→ DESCRIPTION OF THE TASK
The data below should be printed in full, exactly, and without any of its images.

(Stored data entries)
>>>>
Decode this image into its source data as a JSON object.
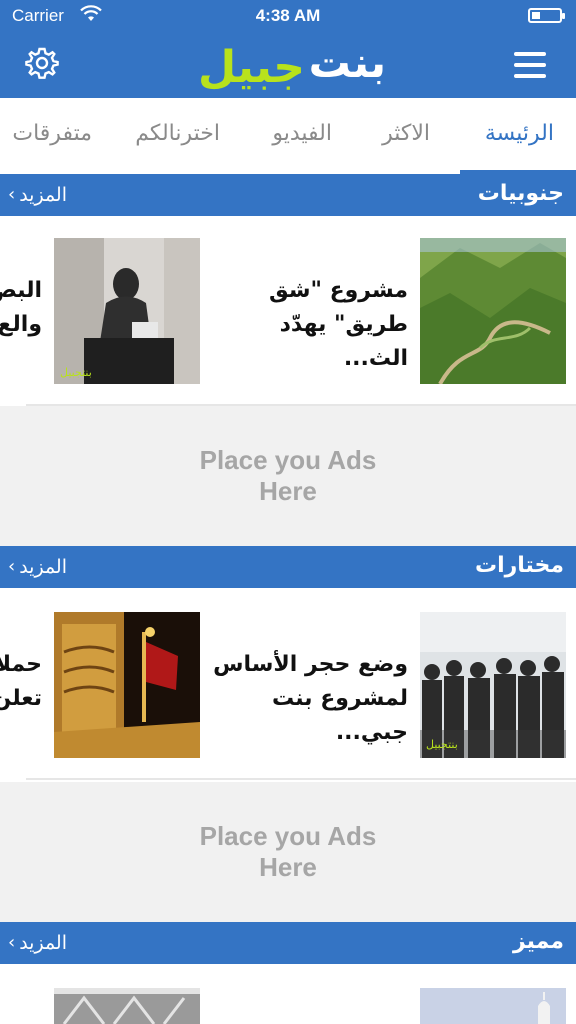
{
  "status_bar": {
    "carrier": "Carrier",
    "time": "4:38 AM",
    "battery_level": 0.3
  },
  "nav": {
    "logo_part1": "بنت",
    "logo_part2": "جبيل",
    "settings_icon": "gear-icon",
    "menu_icon": "hamburger-menu-icon"
  },
  "tabs": [
    "الرئيسة",
    "الاكثر",
    "الفيديو",
    "اخترنالكم",
    "متفرقات"
  ],
  "active_tab_index": 0,
  "more_label": "المزيد",
  "sections": [
    {
      "title": "جنوبيات",
      "articles": [
        {
          "headline": "مشروع \"شق طريق\" يهدّد الث...",
          "clip": "البص والع"
        },
        {
          "headline": ""
        }
      ]
    },
    {
      "title": "مختارات",
      "articles": [
        {
          "headline": "وضع حجر الأساس لمشروع بنت جبي...",
          "clip": "حملا تعلن"
        }
      ]
    },
    {
      "title": "مميز"
    }
  ],
  "ads": [
    {
      "line1": "Place you Ads",
      "line2": "Here"
    },
    {
      "line1": "Place you Ads",
      "line2": "Here"
    }
  ],
  "clip_lines": {
    "s1_l1": "البص",
    "s1_l2": "والع",
    "s2_l1": "حملا",
    "s2_l2": "تعلن"
  },
  "headlines": {
    "s1_l1": "مشروع \"شق",
    "s1_l2": "طريق\" يهدّد الث...",
    "s2_l1": "وضع حجر الأساس",
    "s2_l2": "لمشروع بنت جبي..."
  },
  "colors": {
    "brand": "#3474c4",
    "logo_accent": "#b8e21c",
    "tab_inactive": "#8a8a8a",
    "ad_bg": "#f1f1f1"
  }
}
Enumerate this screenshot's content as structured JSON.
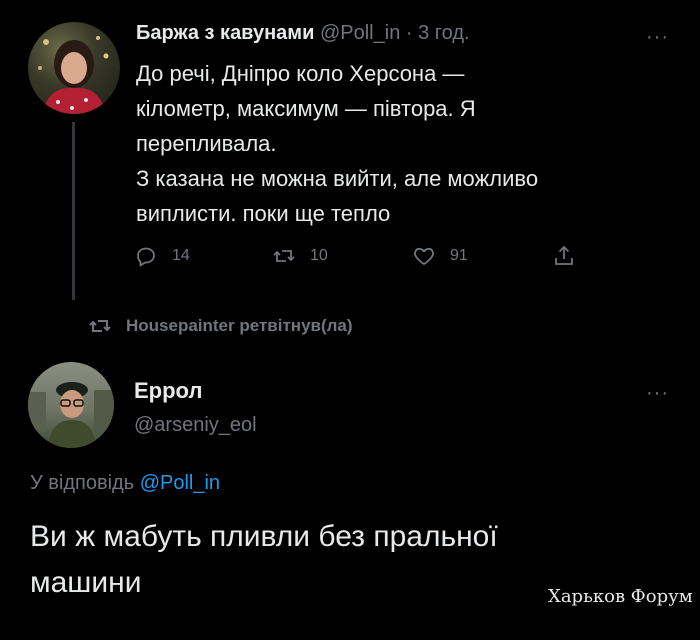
{
  "tweet1": {
    "author_name": "Баржа з кавунами",
    "handle": "@Poll_in",
    "separator": "·",
    "time": "3 год.",
    "lines": [
      "До речі, Дніпро коло Херсона —",
      "кілометр, максимум — півтора. Я",
      "перепливала.",
      "З казана не можна вийти, але можливо",
      "виплисти. поки ще тепло"
    ],
    "replies": "14",
    "retweets": "10",
    "likes": "91",
    "more": "···"
  },
  "retweet_banner": {
    "text": "Housepainter ретвітнув(ла)"
  },
  "tweet2": {
    "author_name": "Еррол",
    "handle": "@arseniy_eol",
    "more": "···",
    "reply_prefix": "У відповідь",
    "reply_to": "@Poll_in",
    "lines": [
      "Ви ж мабуть пливли без пральної",
      "машини"
    ]
  },
  "watermark": "Харьков Форум",
  "icons": {
    "reply": "reply-icon",
    "retweet": "retweet-icon",
    "like": "heart-icon",
    "share": "share-icon"
  },
  "colors": {
    "background": "#000000",
    "text": "#e7e9ea",
    "muted": "#71767b",
    "link": "#1d9bf0"
  }
}
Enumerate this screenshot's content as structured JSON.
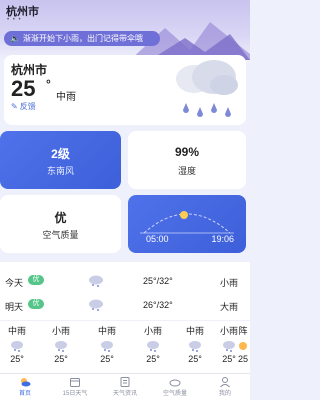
{
  "header": {
    "city": "杭州市",
    "dots": "• • •",
    "banner_text": "渐渐开始下小雨，出门记得带伞哦"
  },
  "current": {
    "city": "杭州市",
    "temperature": "25",
    "degree": "°",
    "condition": "中雨",
    "feedback_label": "反馈"
  },
  "tiles": {
    "wind_value": "2级",
    "wind_label": "东南风",
    "humidity_value": "99%",
    "humidity_label": "湿度",
    "aqi_value": "优",
    "aqi_label": "空气质量",
    "sunrise": "05:00",
    "sunset": "19:06"
  },
  "forecast": [
    {
      "day": "今天",
      "aqi": "优",
      "temp": "25°/32°",
      "cond": "小雨"
    },
    {
      "day": "明天",
      "aqi": "优",
      "temp": "26°/32°",
      "cond": "大雨"
    }
  ],
  "hourly": [
    {
      "cond": "中雨",
      "temp": "25°"
    },
    {
      "cond": "小雨",
      "temp": "25°"
    },
    {
      "cond": "中雨",
      "temp": "25°"
    },
    {
      "cond": "小雨",
      "temp": "25°"
    },
    {
      "cond": "中雨",
      "temp": "25°"
    },
    {
      "cond": "小雨",
      "temp": "25°"
    },
    {
      "cond": "阵",
      "temp": "25"
    }
  ],
  "tabs": [
    {
      "label": "首页"
    },
    {
      "label": "15日天气"
    },
    {
      "label": "天气资讯"
    },
    {
      "label": "空气质量"
    },
    {
      "label": "我的"
    }
  ],
  "colors": {
    "accent": "#3d6fe0",
    "tile_blue": "#4f72ea",
    "banner": "#6f6fd8",
    "aqi_green": "#56c58a"
  }
}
<<<<
→ TASK ANSWER
Decode this image into its source data as a JSON object.
{
  "status_bar": {
    "carrier": "Carrier",
    "time": "4:38 AM",
    "battery_level": 0.3
  },
  "nav": {
    "logo_part1": "بنت",
    "logo_part2": "جبيل",
    "settings_icon": "gear-icon",
    "menu_icon": "hamburger-menu-icon"
  },
  "tabs": [
    "الرئيسة",
    "الاكثر",
    "الفيديو",
    "اخترنالكم",
    "متفرقات"
  ],
  "active_tab_index": 0,
  "more_label": "المزيد",
  "sections": [
    {
      "title": "جنوبيات",
      "articles": [
        {
          "headline": "مشروع \"شق طريق\" يهدّد الث...",
          "clip": "البص والع"
        },
        {
          "headline": ""
        }
      ]
    },
    {
      "title": "مختارات",
      "articles": [
        {
          "headline": "وضع حجر الأساس لمشروع بنت جبي...",
          "clip": "حملا تعلن"
        }
      ]
    },
    {
      "title": "مميز"
    }
  ],
  "ads": [
    {
      "line1": "Place you Ads",
      "line2": "Here"
    },
    {
      "line1": "Place you Ads",
      "line2": "Here"
    }
  ],
  "clip_lines": {
    "s1_l1": "البص",
    "s1_l2": "والع",
    "s2_l1": "حملا",
    "s2_l2": "تعلن"
  },
  "headlines": {
    "s1_l1": "مشروع \"شق",
    "s1_l2": "طريق\" يهدّد الث...",
    "s2_l1": "وضع حجر الأساس",
    "s2_l2": "لمشروع بنت جبي..."
  },
  "colors": {
    "brand": "#3474c4",
    "logo_accent": "#b8e21c",
    "tab_inactive": "#8a8a8a",
    "ad_bg": "#f1f1f1"
  }
}
Enumerate this screenshot's content as structured JSON.
{
  "tweet1": {
    "author_name": "Баржа з кавунами",
    "handle": "@Poll_in",
    "separator": "·",
    "time": "3 год.",
    "lines": [
      "До речі, Дніпро коло Херсона —",
      "кілометр, максимум — півтора. Я",
      "перепливала.",
      "З казана не можна вийти, але можливо",
      "виплисти. поки ще тепло"
    ],
    "replies": "14",
    "retweets": "10",
    "likes": "91",
    "more": "···"
  },
  "retweet_banner": {
    "text": "Housepainter ретвітнув(ла)"
  },
  "tweet2": {
    "author_name": "Еррол",
    "handle": "@arseniy_eol",
    "more": "···",
    "reply_prefix": "У відповідь",
    "reply_to": "@Poll_in",
    "lines": [
      "Ви ж мабуть пливли без пральної",
      "машини"
    ]
  },
  "watermark": "Харьков Форум",
  "icons": {
    "reply": "reply-icon",
    "retweet": "retweet-icon",
    "like": "heart-icon",
    "share": "share-icon"
  },
  "colors": {
    "background": "#000000",
    "text": "#e7e9ea",
    "muted": "#71767b",
    "link": "#1d9bf0"
  }
}
Enumerate this screenshot's content as structured JSON.
{
  "header": {
    "city": "杭州市",
    "dots": "• • •",
    "banner_text": "渐渐开始下小雨，出门记得带伞哦"
  },
  "current": {
    "city": "杭州市",
    "temperature": "25",
    "degree": "°",
    "condition": "中雨",
    "feedback_label": "反馈"
  },
  "tiles": {
    "wind_value": "2级",
    "wind_label": "东南风",
    "humidity_value": "99%",
    "humidity_label": "湿度",
    "aqi_value": "优",
    "aqi_label": "空气质量",
    "sunrise": "05:00",
    "sunset": "19:06"
  },
  "forecast": [
    {
      "day": "今天",
      "aqi": "优",
      "temp": "25°/32°",
      "cond": "小雨"
    },
    {
      "day": "明天",
      "aqi": "优",
      "temp": "26°/32°",
      "cond": "大雨"
    }
  ],
  "hourly": [
    {
      "cond": "中雨",
      "temp": "25°"
    },
    {
      "cond": "小雨",
      "temp": "25°"
    },
    {
      "cond": "中雨",
      "temp": "25°"
    },
    {
      "cond": "小雨",
      "temp": "25°"
    },
    {
      "cond": "中雨",
      "temp": "25°"
    },
    {
      "cond": "小雨",
      "temp": "25°"
    },
    {
      "cond": "阵",
      "temp": "25"
    }
  ],
  "tabs": [
    {
      "label": "首页"
    },
    {
      "label": "15日天气"
    },
    {
      "label": "天气资讯"
    },
    {
      "label": "空气质量"
    },
    {
      "label": "我的"
    }
  ],
  "colors": {
    "accent": "#3d6fe0",
    "tile_blue": "#4f72ea",
    "banner": "#6f6fd8",
    "aqi_green": "#56c58a"
  }
}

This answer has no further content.